Saved data entries
----

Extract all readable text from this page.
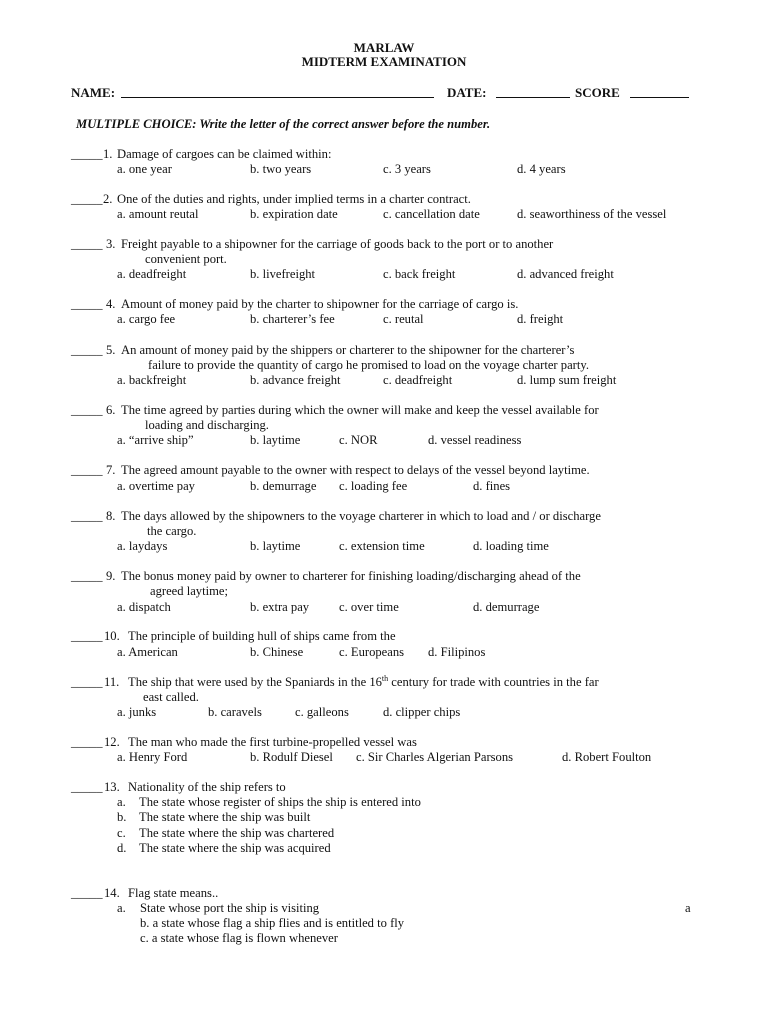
MARLAW
MIDTERM EXAMINATION
NAME:	DATE:	SCORE
MULTIPLE CHOICE: Write the letter of the correct answer before the number.
_____ 1. Damage of cargoes can be claimed within:
a. one year	b. two years	c. 3 years	d. 4 years
_____ 2. One of the duties and rights, under implied terms in a charter contract.
a. amount reutal	b. expiration date	c. cancellation date	d. seaworthiness of the vessel
_____ 3. Freight payable to a shipowner for the carriage of goods back to the port or to another
convenient port.
a. deadfreight	b. livefreight	c. back freight	d. advanced freight
_____ 4. Amount of money paid by the charter to shipowner for the carriage of cargo is.
a. cargo fee	b. charterer’s fee	c. reutal	d. freight
_____ 5. An amount of money paid by the shippers or charterer to the shipowner for the charterer’s
failure to provide the quantity of cargo he promised to load on the voyage charter party.
a. backfreight	b. advance freight	c. deadfreight	d. lump sum freight
_____ 6. The time agreed by parties during which the owner will make and keep the vessel available for
loading and discharging.
a. “arrive ship”	b. laytime	c. NOR	d. vessel readiness
_____ 7. The agreed amount payable to the owner with respect to delays of the vessel beyond laytime.
a. overtime pay	b. demurrage c. loading fee	d. fines
_____ 8. The days allowed by the shipowners to the voyage charterer in which to load and / or discharge
the cargo.
a. laydays	b. laytime	c. extension time	d. loading time
_____ 9. The bonus money paid by owner to charterer for finishing loading/discharging ahead of the
agreed laytime;
a. dispatch	b. extra pay c. over time	d. demurrage
_____ 10. The principle of building hull of ships came from the
a. American	b. Chinese	c. Europeans d. Filipinos
_____ 11. The ship that were used by the Spaniards in the 16th century for trade with countries in the far
east called.
a. junks	b. caravels	c. galleons	d. clipper chips
_____ 12. The man who made the first turbine-propelled vessel was
a. Henry Ford	b. Rodulf Diesel c. Sir Charles Algerian Parsons	d. Robert Foulton
_____ 13. Nationality of the ship refers to
a. The state whose register of ships the ship is entered into
b. The state where the ship was built
c. The state where the ship was chartered
d. The state where the ship was acquired
_____ 14. Flag state means..
a. State whose port the ship is visiting	a
b. a state whose flag a ship flies and is entitled to fly
c. a state whose flag is flown whenever
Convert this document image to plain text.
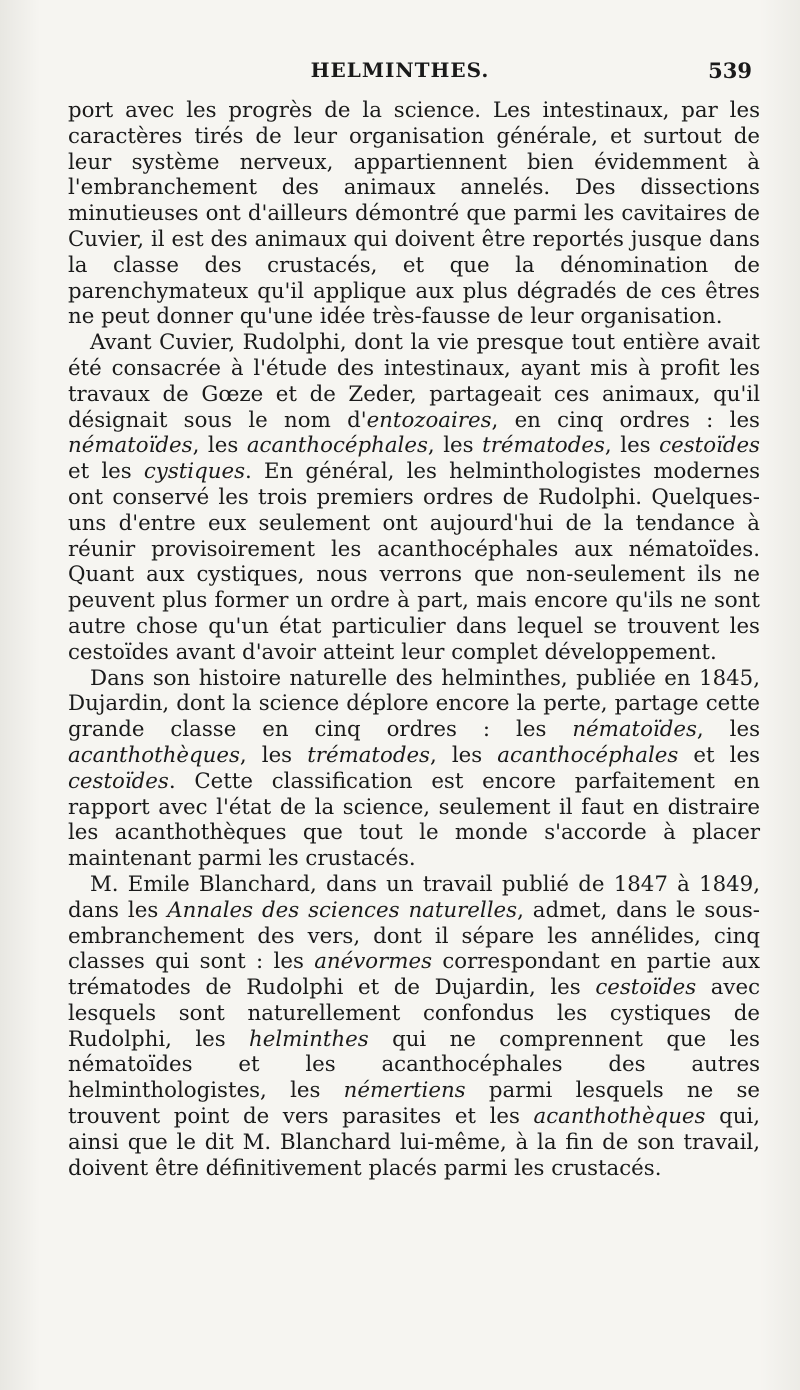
HELMINTHES.	539

port avec les progrès de la science. Les intestinaux, par les caractères tirés de leur organisation générale, et surtout de leur système nerveux, appartiennent bien évidemment à l'embranchement des animaux annelés. Des dissections minutieuses ont d'ailleurs démontré que parmi les cavitaires de Cuvier, il est des animaux qui doivent être reportés jusque dans la classe des crustacés, et que la dénomination de parenchymateux qu'il applique aux plus dégradés de ces êtres ne peut donner qu'une idée très-fausse de leur organisation.

Avant Cuvier, Rudolphi, dont la vie presque tout entière avait été consacrée à l'étude des intestinaux, ayant mis à profit les travaux de Gœze et de Zeder, partageait ces animaux, qu'il désignait sous le nom d'entozoaires, en cinq ordres : les nématoïdes, les acanthocéphales, les trématodes, les cestoïdes et les cystiques. En général, les helminthologistes modernes ont conservé les trois premiers ordres de Rudolphi. Quelques-uns d'entre eux seulement ont aujourd'hui de la tendance à réunir provisoirement les acanthocéphales aux nématoïdes. Quant aux cystiques, nous verrons que non-seulement ils ne peuvent plus former un ordre à part, mais encore qu'ils ne sont autre chose qu'un état particulier dans lequel se trouvent les cestoïdes avant d'avoir atteint leur complet développement.

Dans son histoire naturelle des helminthes, publiée en 1845, Dujardin, dont la science déplore encore la perte, partage cette grande classe en cinq ordres : les nématoïdes, les acanthothèques, les trématodes, les acanthocéphales et les cestoïdes. Cette classification est encore parfaitement en rapport avec l'état de la science, seulement il faut en distraire les acanthothèques que tout le monde s'accorde à placer maintenant parmi les crustacés.

M. Emile Blanchard, dans un travail publié de 1847 à 1849, dans les Annales des sciences naturelles, admet, dans le sous-embranchement des vers, dont il sépare les annélides, cinq classes qui sont : les anévormes correspondant en partie aux trématodes de Rudolphi et de Dujardin, les cestoïdes avec lesquels sont naturellement confondus les cystiques de Rudolphi, les helminthes qui ne comprennent que les nématoïdes et les acanthocéphales des autres helminthologistes, les némertiens parmi lesquels ne se trouvent point de vers parasites et les acanthothèques qui, ainsi que le dit M. Blanchard lui-même, à la fin de son travail, doivent être définitivement placés parmi les crustacés.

----

_What is being asked_
Omitting all images, print the listing exactly.

_Solved problem_
Extract all readable text from this page.
MARLAW
MIDTERM EXAMINATION
NAME:	DATE:	SCORE
MULTIPLE CHOICE: Write the letter of the correct answer before the number.
_____ 1. Damage of cargoes can be claimed within:
a. one year	b. two years	c. 3 years	d. 4 years
_____ 2. One of the duties and rights, under implied terms in a charter contract.
a. amount reutal	b. expiration date	c. cancellation date	d. seaworthiness of the vessel
_____ 3. Freight payable to a shipowner for the carriage of goods back to the port or to another
convenient port.
a. deadfreight	b. livefreight	c. back freight	d. advanced freight
_____ 4. Amount of money paid by the charter to shipowner for the carriage of cargo is.
a. cargo fee	b. charterer’s fee	c. reutal	d. freight
_____ 5. An amount of money paid by the shippers or charterer to the shipowner for the charterer’s
failure to provide the quantity of cargo he promised to load on the voyage charter party.
a. backfreight	b. advance freight	c. deadfreight	d. lump sum freight
_____ 6. The time agreed by parties during which the owner will make and keep the vessel available for
loading and discharging.
a. “arrive ship”	b. laytime	c. NOR	d. vessel readiness
_____ 7. The agreed amount payable to the owner with respect to delays of the vessel beyond laytime.
a. overtime pay	b. demurrage c. loading fee	d. fines
_____ 8. The days allowed by the shipowners to the voyage charterer in which to load and / or discharge
the cargo.
a. laydays	b. laytime	c. extension time	d. loading time
_____ 9. The bonus money paid by owner to charterer for finishing loading/discharging ahead of the
agreed laytime;
a. dispatch	b. extra pay c. over time	d. demurrage
_____ 10. The principle of building hull of ships came from the
a. American	b. Chinese	c. Europeans d. Filipinos
_____ 11. The ship that were used by the Spaniards in the 16th century for trade with countries in the far
east called.
a. junks	b. caravels	c. galleons	d. clipper chips
_____ 12. The man who made the first turbine-propelled vessel was
a. Henry Ford	b. Rodulf Diesel c. Sir Charles Algerian Parsons	d. Robert Foulton
_____ 13. Nationality of the ship refers to
a. The state whose register of ships the ship is entered into
b. The state where the ship was built
c. The state where the ship was chartered
d. The state where the ship was acquired
_____ 14. Flag state means..
a. State whose port the ship is visiting	a
b. a state whose flag a ship flies and is entitled to fly
c. a state whose flag is flown whenever
Convert this document image to plain text.
HELMINTHES.	539

port avec les progrès de la science. Les intestinaux, par les caractères tirés de leur organisation générale, et surtout de leur système nerveux, appartiennent bien évidemment à l'embranchement des animaux annelés. Des dissections minutieuses ont d'ailleurs démontré que parmi les cavitaires de Cuvier, il est des animaux qui doivent être reportés jusque dans la classe des crustacés, et que la dénomination de parenchymateux qu'il applique aux plus dégradés de ces êtres ne peut donner qu'une idée très-fausse de leur organisation.

Avant Cuvier, Rudolphi, dont la vie presque tout entière avait été consacrée à l'étude des intestinaux, ayant mis à profit les travaux de Gœze et de Zeder, partageait ces animaux, qu'il désignait sous le nom d'entozoaires, en cinq ordres : les nématoïdes, les acanthocéphales, les trématodes, les cestoïdes et les cystiques. En général, les helminthologistes modernes ont conservé les trois premiers ordres de Rudolphi. Quelques-uns d'entre eux seulement ont aujourd'hui de la tendance à réunir provisoirement les acanthocéphales aux nématoïdes. Quant aux cystiques, nous verrons que non-seulement ils ne peuvent plus former un ordre à part, mais encore qu'ils ne sont autre chose qu'un état particulier dans lequel se trouvent les cestoïdes avant d'avoir atteint leur complet développement.

Dans son histoire naturelle des helminthes, publiée en 1845, Dujardin, dont la science déplore encore la perte, partage cette grande classe en cinq ordres : les nématoïdes, les acanthothèques, les trématodes, les acanthocéphales et les cestoïdes. Cette classification est encore parfaitement en rapport avec l'état de la science, seulement il faut en distraire les acanthothèques que tout le monde s'accorde à placer maintenant parmi les crustacés.

M. Emile Blanchard, dans un travail publié de 1847 à 1849, dans les Annales des sciences naturelles, admet, dans le sous-embranchement des vers, dont il sépare les annélides, cinq classes qui sont : les anévormes correspondant en partie aux trématodes de Rudolphi et de Dujardin, les cestoïdes avec lesquels sont naturellement confondus les cystiques de Rudolphi, les helminthes qui ne comprennent que les nématoïdes et les acanthocéphales des autres helminthologistes, les némertiens parmi lesquels ne se trouvent point de vers parasites et les acanthothèques qui, ainsi que le dit M. Blanchard lui-même, à la fin de son travail, doivent être définitivement placés parmi les crustacés.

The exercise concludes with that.